#### [EXERCISE]
Reproduce all records exactly.

#### [SUPPLIED DATA]
»»
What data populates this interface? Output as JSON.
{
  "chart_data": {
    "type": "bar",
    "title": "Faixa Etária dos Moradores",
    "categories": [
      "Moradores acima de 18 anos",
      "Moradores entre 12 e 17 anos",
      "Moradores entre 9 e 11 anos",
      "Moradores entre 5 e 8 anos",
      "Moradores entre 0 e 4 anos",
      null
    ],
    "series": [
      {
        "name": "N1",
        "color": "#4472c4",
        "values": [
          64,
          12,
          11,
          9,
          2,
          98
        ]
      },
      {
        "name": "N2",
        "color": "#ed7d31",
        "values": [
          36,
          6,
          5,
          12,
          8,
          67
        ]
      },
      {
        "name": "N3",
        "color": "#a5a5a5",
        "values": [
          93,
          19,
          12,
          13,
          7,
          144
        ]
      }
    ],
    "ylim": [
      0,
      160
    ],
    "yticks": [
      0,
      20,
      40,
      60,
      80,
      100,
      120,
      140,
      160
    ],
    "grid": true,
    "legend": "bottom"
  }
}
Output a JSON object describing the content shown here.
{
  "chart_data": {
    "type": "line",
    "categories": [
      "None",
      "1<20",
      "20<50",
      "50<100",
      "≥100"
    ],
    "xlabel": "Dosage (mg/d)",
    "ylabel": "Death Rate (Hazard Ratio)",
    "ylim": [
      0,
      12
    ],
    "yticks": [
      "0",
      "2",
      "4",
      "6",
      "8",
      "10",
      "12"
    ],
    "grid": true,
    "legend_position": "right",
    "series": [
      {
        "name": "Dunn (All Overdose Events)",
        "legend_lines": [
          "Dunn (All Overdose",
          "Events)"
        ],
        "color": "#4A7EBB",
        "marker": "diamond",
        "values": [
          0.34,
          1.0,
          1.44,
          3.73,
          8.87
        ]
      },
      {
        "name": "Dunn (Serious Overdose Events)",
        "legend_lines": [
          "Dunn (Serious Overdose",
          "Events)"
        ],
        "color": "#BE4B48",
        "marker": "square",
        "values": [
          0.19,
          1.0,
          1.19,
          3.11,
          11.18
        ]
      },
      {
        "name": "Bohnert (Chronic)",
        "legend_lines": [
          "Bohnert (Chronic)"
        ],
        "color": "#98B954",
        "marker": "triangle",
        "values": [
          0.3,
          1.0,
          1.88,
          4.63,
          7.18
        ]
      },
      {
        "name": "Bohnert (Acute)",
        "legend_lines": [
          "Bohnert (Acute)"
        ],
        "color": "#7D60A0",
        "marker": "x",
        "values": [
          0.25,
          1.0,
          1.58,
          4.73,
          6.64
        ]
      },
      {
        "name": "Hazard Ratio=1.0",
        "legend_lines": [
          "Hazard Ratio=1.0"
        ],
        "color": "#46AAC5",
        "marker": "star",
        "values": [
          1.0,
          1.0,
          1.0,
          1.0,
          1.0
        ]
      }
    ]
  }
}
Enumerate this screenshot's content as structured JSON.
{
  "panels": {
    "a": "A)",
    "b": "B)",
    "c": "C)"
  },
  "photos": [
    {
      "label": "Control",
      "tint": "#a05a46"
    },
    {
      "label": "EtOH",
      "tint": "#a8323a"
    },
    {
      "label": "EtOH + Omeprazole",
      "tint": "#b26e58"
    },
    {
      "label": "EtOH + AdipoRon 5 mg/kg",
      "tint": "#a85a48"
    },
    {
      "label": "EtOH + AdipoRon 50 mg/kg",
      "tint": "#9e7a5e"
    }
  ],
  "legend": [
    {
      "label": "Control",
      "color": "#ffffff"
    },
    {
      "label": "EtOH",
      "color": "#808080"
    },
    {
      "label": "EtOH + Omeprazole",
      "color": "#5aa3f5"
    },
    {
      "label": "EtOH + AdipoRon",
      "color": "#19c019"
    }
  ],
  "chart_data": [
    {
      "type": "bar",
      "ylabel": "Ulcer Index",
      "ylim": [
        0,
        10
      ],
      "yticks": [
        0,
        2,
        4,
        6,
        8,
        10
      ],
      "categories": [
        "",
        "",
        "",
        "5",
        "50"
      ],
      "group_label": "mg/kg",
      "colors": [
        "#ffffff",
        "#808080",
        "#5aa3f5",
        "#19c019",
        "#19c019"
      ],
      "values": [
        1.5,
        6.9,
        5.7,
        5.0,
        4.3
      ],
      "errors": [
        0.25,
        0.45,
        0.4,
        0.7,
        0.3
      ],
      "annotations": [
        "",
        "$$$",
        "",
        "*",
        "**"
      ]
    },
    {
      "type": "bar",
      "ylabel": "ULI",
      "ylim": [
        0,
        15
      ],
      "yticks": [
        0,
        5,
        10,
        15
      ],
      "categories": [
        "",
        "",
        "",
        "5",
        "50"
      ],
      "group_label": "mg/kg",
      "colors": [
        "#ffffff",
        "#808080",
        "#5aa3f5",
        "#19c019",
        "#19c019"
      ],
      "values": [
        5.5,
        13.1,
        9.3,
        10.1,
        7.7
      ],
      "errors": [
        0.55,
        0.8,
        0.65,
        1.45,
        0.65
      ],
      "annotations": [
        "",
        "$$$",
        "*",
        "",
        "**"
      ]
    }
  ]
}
««
#### [THE OUTPUT]
What data populates this interface? Output as JSON.
{
  "chart_data": {
    "type": "bar",
    "title": "Faixa Etária dos Moradores",
    "categories": [
      "Moradores acima de 18 anos",
      "Moradores entre 12 e 17 anos",
      "Moradores entre 9 e 11 anos",
      "Moradores entre 5 e 8 anos",
      "Moradores entre 0 e 4 anos",
      null
    ],
    "series": [
      {
        "name": "N1",
        "color": "#4472c4",
        "values": [
          64,
          12,
          11,
          9,
          2,
          98
        ]
      },
      {
        "name": "N2",
        "color": "#ed7d31",
        "values": [
          36,
          6,
          5,
          12,
          8,
          67
        ]
      },
      {
        "name": "N3",
        "color": "#a5a5a5",
        "values": [
          93,
          19,
          12,
          13,
          7,
          144
        ]
      }
    ],
    "ylim": [
      0,
      160
    ],
    "yticks": [
      0,
      20,
      40,
      60,
      80,
      100,
      120,
      140,
      160
    ],
    "grid": true,
    "legend": "bottom"
  }
}
Output a JSON object describing the content shown here.
{
  "chart_data": {
    "type": "line",
    "categories": [
      "None",
      "1<20",
      "20<50",
      "50<100",
      "≥100"
    ],
    "xlabel": "Dosage (mg/d)",
    "ylabel": "Death Rate (Hazard Ratio)",
    "ylim": [
      0,
      12
    ],
    "yticks": [
      "0",
      "2",
      "4",
      "6",
      "8",
      "10",
      "12"
    ],
    "grid": true,
    "legend_position": "right",
    "series": [
      {
        "name": "Dunn (All Overdose Events)",
        "legend_lines": [
          "Dunn (All Overdose",
          "Events)"
        ],
        "color": "#4A7EBB",
        "marker": "diamond",
        "values": [
          0.34,
          1.0,
          1.44,
          3.73,
          8.87
        ]
      },
      {
        "name": "Dunn (Serious Overdose Events)",
        "legend_lines": [
          "Dunn (Serious Overdose",
          "Events)"
        ],
        "color": "#BE4B48",
        "marker": "square",
        "values": [
          0.19,
          1.0,
          1.19,
          3.11,
          11.18
        ]
      },
      {
        "name": "Bohnert (Chronic)",
        "legend_lines": [
          "Bohnert (Chronic)"
        ],
        "color": "#98B954",
        "marker": "triangle",
        "values": [
          0.3,
          1.0,
          1.88,
          4.63,
          7.18
        ]
      },
      {
        "name": "Bohnert (Acute)",
        "legend_lines": [
          "Bohnert (Acute)"
        ],
        "color": "#7D60A0",
        "marker": "x",
        "values": [
          0.25,
          1.0,
          1.58,
          4.73,
          6.64
        ]
      },
      {
        "name": "Hazard Ratio=1.0",
        "legend_lines": [
          "Hazard Ratio=1.0"
        ],
        "color": "#46AAC5",
        "marker": "star",
        "values": [
          1.0,
          1.0,
          1.0,
          1.0,
          1.0
        ]
      }
    ]
  }
}
Enumerate this screenshot's content as structured JSON.
{
  "panels": {
    "a": "A)",
    "b": "B)",
    "c": "C)"
  },
  "photos": [
    {
      "label": "Control",
      "tint": "#a05a46"
    },
    {
      "label": "EtOH",
      "tint": "#a8323a"
    },
    {
      "label": "EtOH + Omeprazole",
      "tint": "#b26e58"
    },
    {
      "label": "EtOH + AdipoRon 5 mg/kg",
      "tint": "#a85a48"
    },
    {
      "label": "EtOH + AdipoRon 50 mg/kg",
      "tint": "#9e7a5e"
    }
  ],
  "legend": [
    {
      "label": "Control",
      "color": "#ffffff"
    },
    {
      "label": "EtOH",
      "color": "#808080"
    },
    {
      "label": "EtOH + Omeprazole",
      "color": "#5aa3f5"
    },
    {
      "label": "EtOH + AdipoRon",
      "color": "#19c019"
    }
  ],
  "chart_data": [
    {
      "type": "bar",
      "ylabel": "Ulcer Index",
      "ylim": [
        0,
        10
      ],
      "yticks": [
        0,
        2,
        4,
        6,
        8,
        10
      ],
      "categories": [
        "",
        "",
        "",
        "5",
        "50"
      ],
      "group_label": "mg/kg",
      "colors": [
        "#ffffff",
        "#808080",
        "#5aa3f5",
        "#19c019",
        "#19c019"
      ],
      "values": [
        1.5,
        6.9,
        5.7,
        5.0,
        4.3
      ],
      "errors": [
        0.25,
        0.45,
        0.4,
        0.7,
        0.3
      ],
      "annotations": [
        "",
        "$$$",
        "",
        "*",
        "**"
      ]
    },
    {
      "type": "bar",
      "ylabel": "ULI",
      "ylim": [
        0,
        15
      ],
      "yticks": [
        0,
        5,
        10,
        15
      ],
      "categories": [
        "",
        "",
        "",
        "5",
        "50"
      ],
      "group_label": "mg/kg",
      "colors": [
        "#ffffff",
        "#808080",
        "#5aa3f5",
        "#19c019",
        "#19c019"
      ],
      "values": [
        5.5,
        13.1,
        9.3,
        10.1,
        7.7
      ],
      "errors": [
        0.55,
        0.8,
        0.65,
        1.45,
        0.65
      ],
      "annotations": [
        "",
        "$$$",
        "*",
        "",
        "**"
      ]
    }
  ]
}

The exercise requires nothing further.